** BEGIN EXCERPTED DATA **
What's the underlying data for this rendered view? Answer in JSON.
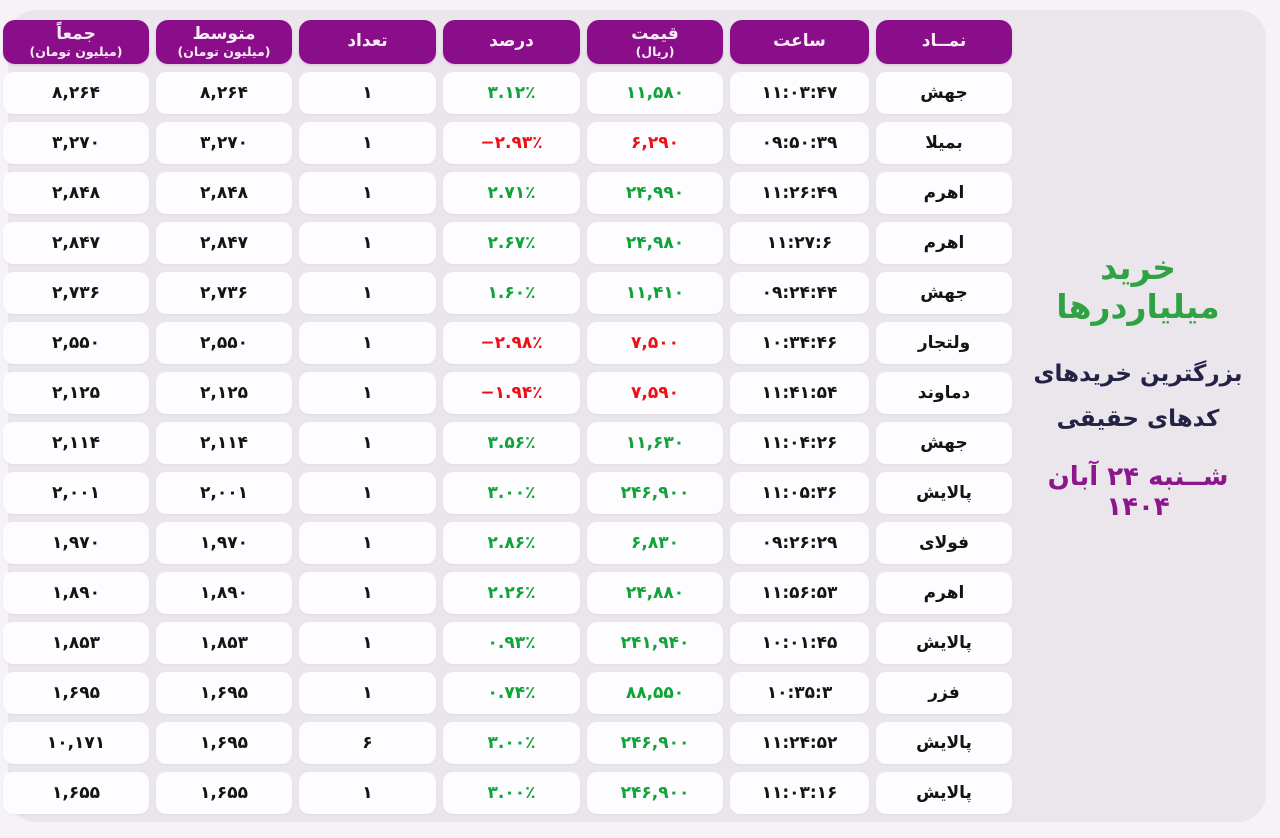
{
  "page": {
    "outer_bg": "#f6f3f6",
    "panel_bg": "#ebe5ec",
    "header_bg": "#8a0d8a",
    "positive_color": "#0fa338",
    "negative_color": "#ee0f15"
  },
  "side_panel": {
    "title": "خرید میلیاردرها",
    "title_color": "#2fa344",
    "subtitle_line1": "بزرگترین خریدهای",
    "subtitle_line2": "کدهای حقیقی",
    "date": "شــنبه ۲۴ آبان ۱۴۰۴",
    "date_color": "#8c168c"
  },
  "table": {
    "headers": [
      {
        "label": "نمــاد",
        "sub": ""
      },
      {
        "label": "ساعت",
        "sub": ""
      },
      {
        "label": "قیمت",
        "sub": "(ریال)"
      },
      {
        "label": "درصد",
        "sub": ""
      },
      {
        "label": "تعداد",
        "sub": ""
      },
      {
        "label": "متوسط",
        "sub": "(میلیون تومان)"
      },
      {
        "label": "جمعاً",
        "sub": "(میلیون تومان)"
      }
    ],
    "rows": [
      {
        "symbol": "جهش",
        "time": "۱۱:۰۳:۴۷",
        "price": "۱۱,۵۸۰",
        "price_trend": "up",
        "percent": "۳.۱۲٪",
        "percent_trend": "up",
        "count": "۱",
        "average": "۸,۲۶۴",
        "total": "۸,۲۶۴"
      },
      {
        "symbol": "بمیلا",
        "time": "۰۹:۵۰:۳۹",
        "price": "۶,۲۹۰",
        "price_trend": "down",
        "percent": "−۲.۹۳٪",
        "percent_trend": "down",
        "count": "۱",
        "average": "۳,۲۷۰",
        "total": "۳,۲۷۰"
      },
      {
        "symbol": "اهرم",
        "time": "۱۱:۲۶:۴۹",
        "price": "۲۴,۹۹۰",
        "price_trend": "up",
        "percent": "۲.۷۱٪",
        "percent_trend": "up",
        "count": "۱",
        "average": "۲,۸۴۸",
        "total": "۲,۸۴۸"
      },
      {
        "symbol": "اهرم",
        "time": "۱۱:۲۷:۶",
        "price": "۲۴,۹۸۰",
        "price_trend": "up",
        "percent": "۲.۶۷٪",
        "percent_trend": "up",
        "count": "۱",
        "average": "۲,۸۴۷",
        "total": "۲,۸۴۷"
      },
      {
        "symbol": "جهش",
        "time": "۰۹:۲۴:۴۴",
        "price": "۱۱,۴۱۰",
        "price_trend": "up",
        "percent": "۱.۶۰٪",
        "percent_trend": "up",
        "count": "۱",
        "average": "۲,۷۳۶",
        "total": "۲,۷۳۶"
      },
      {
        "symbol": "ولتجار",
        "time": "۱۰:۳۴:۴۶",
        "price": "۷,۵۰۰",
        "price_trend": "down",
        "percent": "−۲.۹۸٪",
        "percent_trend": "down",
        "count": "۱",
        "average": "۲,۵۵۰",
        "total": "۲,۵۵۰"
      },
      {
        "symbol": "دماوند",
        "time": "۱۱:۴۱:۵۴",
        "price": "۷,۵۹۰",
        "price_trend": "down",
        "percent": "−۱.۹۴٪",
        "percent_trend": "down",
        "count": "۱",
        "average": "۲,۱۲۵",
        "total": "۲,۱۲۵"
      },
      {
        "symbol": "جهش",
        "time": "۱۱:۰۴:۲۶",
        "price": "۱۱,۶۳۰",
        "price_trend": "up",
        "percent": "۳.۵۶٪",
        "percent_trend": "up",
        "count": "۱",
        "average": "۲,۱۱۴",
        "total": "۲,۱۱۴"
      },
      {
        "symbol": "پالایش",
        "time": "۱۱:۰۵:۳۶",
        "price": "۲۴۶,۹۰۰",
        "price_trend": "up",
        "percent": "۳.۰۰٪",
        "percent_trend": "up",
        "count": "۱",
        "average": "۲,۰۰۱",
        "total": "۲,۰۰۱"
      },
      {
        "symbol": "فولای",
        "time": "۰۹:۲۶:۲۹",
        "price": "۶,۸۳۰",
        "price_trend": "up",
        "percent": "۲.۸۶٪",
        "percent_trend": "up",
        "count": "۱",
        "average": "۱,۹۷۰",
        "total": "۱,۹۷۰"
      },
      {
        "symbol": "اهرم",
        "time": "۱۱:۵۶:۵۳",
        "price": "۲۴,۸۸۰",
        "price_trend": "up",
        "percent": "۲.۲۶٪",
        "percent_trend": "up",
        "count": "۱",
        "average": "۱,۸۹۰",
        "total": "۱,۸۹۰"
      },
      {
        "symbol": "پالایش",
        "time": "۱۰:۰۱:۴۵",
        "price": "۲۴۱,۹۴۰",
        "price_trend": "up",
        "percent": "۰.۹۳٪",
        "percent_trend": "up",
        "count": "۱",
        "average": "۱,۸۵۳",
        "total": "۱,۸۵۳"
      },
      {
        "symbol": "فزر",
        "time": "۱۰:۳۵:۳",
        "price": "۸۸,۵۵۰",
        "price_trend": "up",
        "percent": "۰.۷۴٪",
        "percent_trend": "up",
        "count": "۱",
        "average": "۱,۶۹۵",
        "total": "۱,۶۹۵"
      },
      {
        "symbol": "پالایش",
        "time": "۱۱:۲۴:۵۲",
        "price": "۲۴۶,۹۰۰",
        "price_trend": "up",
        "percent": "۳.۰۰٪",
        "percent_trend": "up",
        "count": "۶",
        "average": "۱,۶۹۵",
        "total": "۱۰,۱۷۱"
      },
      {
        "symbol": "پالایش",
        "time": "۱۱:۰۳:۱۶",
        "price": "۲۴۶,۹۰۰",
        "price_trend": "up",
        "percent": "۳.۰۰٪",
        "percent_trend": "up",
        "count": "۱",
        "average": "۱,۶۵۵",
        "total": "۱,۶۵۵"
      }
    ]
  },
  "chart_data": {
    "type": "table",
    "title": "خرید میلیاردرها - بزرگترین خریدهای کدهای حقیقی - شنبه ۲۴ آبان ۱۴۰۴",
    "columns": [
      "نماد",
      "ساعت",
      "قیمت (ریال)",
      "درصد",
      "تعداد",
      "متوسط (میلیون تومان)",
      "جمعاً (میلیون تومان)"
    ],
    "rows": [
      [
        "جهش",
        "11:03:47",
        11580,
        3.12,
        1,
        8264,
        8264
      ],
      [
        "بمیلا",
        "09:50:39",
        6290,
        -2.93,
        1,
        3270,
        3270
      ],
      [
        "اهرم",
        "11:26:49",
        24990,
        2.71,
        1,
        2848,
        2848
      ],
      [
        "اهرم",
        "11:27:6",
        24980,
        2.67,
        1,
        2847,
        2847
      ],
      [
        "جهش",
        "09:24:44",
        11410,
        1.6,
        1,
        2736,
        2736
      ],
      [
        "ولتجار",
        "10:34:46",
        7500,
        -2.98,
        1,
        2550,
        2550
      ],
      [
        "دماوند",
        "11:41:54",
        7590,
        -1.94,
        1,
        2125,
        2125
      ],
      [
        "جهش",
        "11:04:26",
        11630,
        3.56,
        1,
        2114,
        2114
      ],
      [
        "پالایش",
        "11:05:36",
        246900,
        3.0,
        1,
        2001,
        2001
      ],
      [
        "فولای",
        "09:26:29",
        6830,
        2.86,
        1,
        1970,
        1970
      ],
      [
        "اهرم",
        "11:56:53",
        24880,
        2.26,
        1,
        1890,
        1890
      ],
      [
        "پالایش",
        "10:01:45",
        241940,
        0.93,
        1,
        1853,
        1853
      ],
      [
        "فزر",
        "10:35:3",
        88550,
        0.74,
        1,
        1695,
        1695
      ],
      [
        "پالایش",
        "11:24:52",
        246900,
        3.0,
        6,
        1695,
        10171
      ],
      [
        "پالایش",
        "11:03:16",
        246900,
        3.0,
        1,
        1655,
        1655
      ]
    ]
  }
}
** END EXCERPTED DATA **
• [GIVEN PROBLEM]: All of the data above should be quoted exactly, except for the pictures.

• [FULL ANSWER]:
What's the underlying data for this rendered view? Answer in JSON.
{
  "page": {
    "outer_bg": "#f6f3f6",
    "panel_bg": "#ebe5ec",
    "header_bg": "#8a0d8a",
    "positive_color": "#0fa338",
    "negative_color": "#ee0f15"
  },
  "side_panel": {
    "title": "خرید میلیاردرها",
    "title_color": "#2fa344",
    "subtitle_line1": "بزرگترین خریدهای",
    "subtitle_line2": "کدهای حقیقی",
    "date": "شــنبه ۲۴ آبان ۱۴۰۴",
    "date_color": "#8c168c"
  },
  "table": {
    "headers": [
      {
        "label": "نمــاد",
        "sub": ""
      },
      {
        "label": "ساعت",
        "sub": ""
      },
      {
        "label": "قیمت",
        "sub": "(ریال)"
      },
      {
        "label": "درصد",
        "sub": ""
      },
      {
        "label": "تعداد",
        "sub": ""
      },
      {
        "label": "متوسط",
        "sub": "(میلیون تومان)"
      },
      {
        "label": "جمعاً",
        "sub": "(میلیون تومان)"
      }
    ],
    "rows": [
      {
        "symbol": "جهش",
        "time": "۱۱:۰۳:۴۷",
        "price": "۱۱,۵۸۰",
        "price_trend": "up",
        "percent": "۳.۱۲٪",
        "percent_trend": "up",
        "count": "۱",
        "average": "۸,۲۶۴",
        "total": "۸,۲۶۴"
      },
      {
        "symbol": "بمیلا",
        "time": "۰۹:۵۰:۳۹",
        "price": "۶,۲۹۰",
        "price_trend": "down",
        "percent": "−۲.۹۳٪",
        "percent_trend": "down",
        "count": "۱",
        "average": "۳,۲۷۰",
        "total": "۳,۲۷۰"
      },
      {
        "symbol": "اهرم",
        "time": "۱۱:۲۶:۴۹",
        "price": "۲۴,۹۹۰",
        "price_trend": "up",
        "percent": "۲.۷۱٪",
        "percent_trend": "up",
        "count": "۱",
        "average": "۲,۸۴۸",
        "total": "۲,۸۴۸"
      },
      {
        "symbol": "اهرم",
        "time": "۱۱:۲۷:۶",
        "price": "۲۴,۹۸۰",
        "price_trend": "up",
        "percent": "۲.۶۷٪",
        "percent_trend": "up",
        "count": "۱",
        "average": "۲,۸۴۷",
        "total": "۲,۸۴۷"
      },
      {
        "symbol": "جهش",
        "time": "۰۹:۲۴:۴۴",
        "price": "۱۱,۴۱۰",
        "price_trend": "up",
        "percent": "۱.۶۰٪",
        "percent_trend": "up",
        "count": "۱",
        "average": "۲,۷۳۶",
        "total": "۲,۷۳۶"
      },
      {
        "symbol": "ولتجار",
        "time": "۱۰:۳۴:۴۶",
        "price": "۷,۵۰۰",
        "price_trend": "down",
        "percent": "−۲.۹۸٪",
        "percent_trend": "down",
        "count": "۱",
        "average": "۲,۵۵۰",
        "total": "۲,۵۵۰"
      },
      {
        "symbol": "دماوند",
        "time": "۱۱:۴۱:۵۴",
        "price": "۷,۵۹۰",
        "price_trend": "down",
        "percent": "−۱.۹۴٪",
        "percent_trend": "down",
        "count": "۱",
        "average": "۲,۱۲۵",
        "total": "۲,۱۲۵"
      },
      {
        "symbol": "جهش",
        "time": "۱۱:۰۴:۲۶",
        "price": "۱۱,۶۳۰",
        "price_trend": "up",
        "percent": "۳.۵۶٪",
        "percent_trend": "up",
        "count": "۱",
        "average": "۲,۱۱۴",
        "total": "۲,۱۱۴"
      },
      {
        "symbol": "پالایش",
        "time": "۱۱:۰۵:۳۶",
        "price": "۲۴۶,۹۰۰",
        "price_trend": "up",
        "percent": "۳.۰۰٪",
        "percent_trend": "up",
        "count": "۱",
        "average": "۲,۰۰۱",
        "total": "۲,۰۰۱"
      },
      {
        "symbol": "فولای",
        "time": "۰۹:۲۶:۲۹",
        "price": "۶,۸۳۰",
        "price_trend": "up",
        "percent": "۲.۸۶٪",
        "percent_trend": "up",
        "count": "۱",
        "average": "۱,۹۷۰",
        "total": "۱,۹۷۰"
      },
      {
        "symbol": "اهرم",
        "time": "۱۱:۵۶:۵۳",
        "price": "۲۴,۸۸۰",
        "price_trend": "up",
        "percent": "۲.۲۶٪",
        "percent_trend": "up",
        "count": "۱",
        "average": "۱,۸۹۰",
        "total": "۱,۸۹۰"
      },
      {
        "symbol": "پالایش",
        "time": "۱۰:۰۱:۴۵",
        "price": "۲۴۱,۹۴۰",
        "price_trend": "up",
        "percent": "۰.۹۳٪",
        "percent_trend": "up",
        "count": "۱",
        "average": "۱,۸۵۳",
        "total": "۱,۸۵۳"
      },
      {
        "symbol": "فزر",
        "time": "۱۰:۳۵:۳",
        "price": "۸۸,۵۵۰",
        "price_trend": "up",
        "percent": "۰.۷۴٪",
        "percent_trend": "up",
        "count": "۱",
        "average": "۱,۶۹۵",
        "total": "۱,۶۹۵"
      },
      {
        "symbol": "پالایش",
        "time": "۱۱:۲۴:۵۲",
        "price": "۲۴۶,۹۰۰",
        "price_trend": "up",
        "percent": "۳.۰۰٪",
        "percent_trend": "up",
        "count": "۶",
        "average": "۱,۶۹۵",
        "total": "۱۰,۱۷۱"
      },
      {
        "symbol": "پالایش",
        "time": "۱۱:۰۳:۱۶",
        "price": "۲۴۶,۹۰۰",
        "price_trend": "up",
        "percent": "۳.۰۰٪",
        "percent_trend": "up",
        "count": "۱",
        "average": "۱,۶۵۵",
        "total": "۱,۶۵۵"
      }
    ]
  },
  "chart_data": {
    "type": "table",
    "title": "خرید میلیاردرها - بزرگترین خریدهای کدهای حقیقی - شنبه ۲۴ آبان ۱۴۰۴",
    "columns": [
      "نماد",
      "ساعت",
      "قیمت (ریال)",
      "درصد",
      "تعداد",
      "متوسط (میلیون تومان)",
      "جمعاً (میلیون تومان)"
    ],
    "rows": [
      [
        "جهش",
        "11:03:47",
        11580,
        3.12,
        1,
        8264,
        8264
      ],
      [
        "بمیلا",
        "09:50:39",
        6290,
        -2.93,
        1,
        3270,
        3270
      ],
      [
        "اهرم",
        "11:26:49",
        24990,
        2.71,
        1,
        2848,
        2848
      ],
      [
        "اهرم",
        "11:27:6",
        24980,
        2.67,
        1,
        2847,
        2847
      ],
      [
        "جهش",
        "09:24:44",
        11410,
        1.6,
        1,
        2736,
        2736
      ],
      [
        "ولتجار",
        "10:34:46",
        7500,
        -2.98,
        1,
        2550,
        2550
      ],
      [
        "دماوند",
        "11:41:54",
        7590,
        -1.94,
        1,
        2125,
        2125
      ],
      [
        "جهش",
        "11:04:26",
        11630,
        3.56,
        1,
        2114,
        2114
      ],
      [
        "پالایش",
        "11:05:36",
        246900,
        3.0,
        1,
        2001,
        2001
      ],
      [
        "فولای",
        "09:26:29",
        6830,
        2.86,
        1,
        1970,
        1970
      ],
      [
        "اهرم",
        "11:56:53",
        24880,
        2.26,
        1,
        1890,
        1890
      ],
      [
        "پالایش",
        "10:01:45",
        241940,
        0.93,
        1,
        1853,
        1853
      ],
      [
        "فزر",
        "10:35:3",
        88550,
        0.74,
        1,
        1695,
        1695
      ],
      [
        "پالایش",
        "11:24:52",
        246900,
        3.0,
        6,
        1695,
        10171
      ],
      [
        "پالایش",
        "11:03:16",
        246900,
        3.0,
        1,
        1655,
        1655
      ]
    ]
  }
}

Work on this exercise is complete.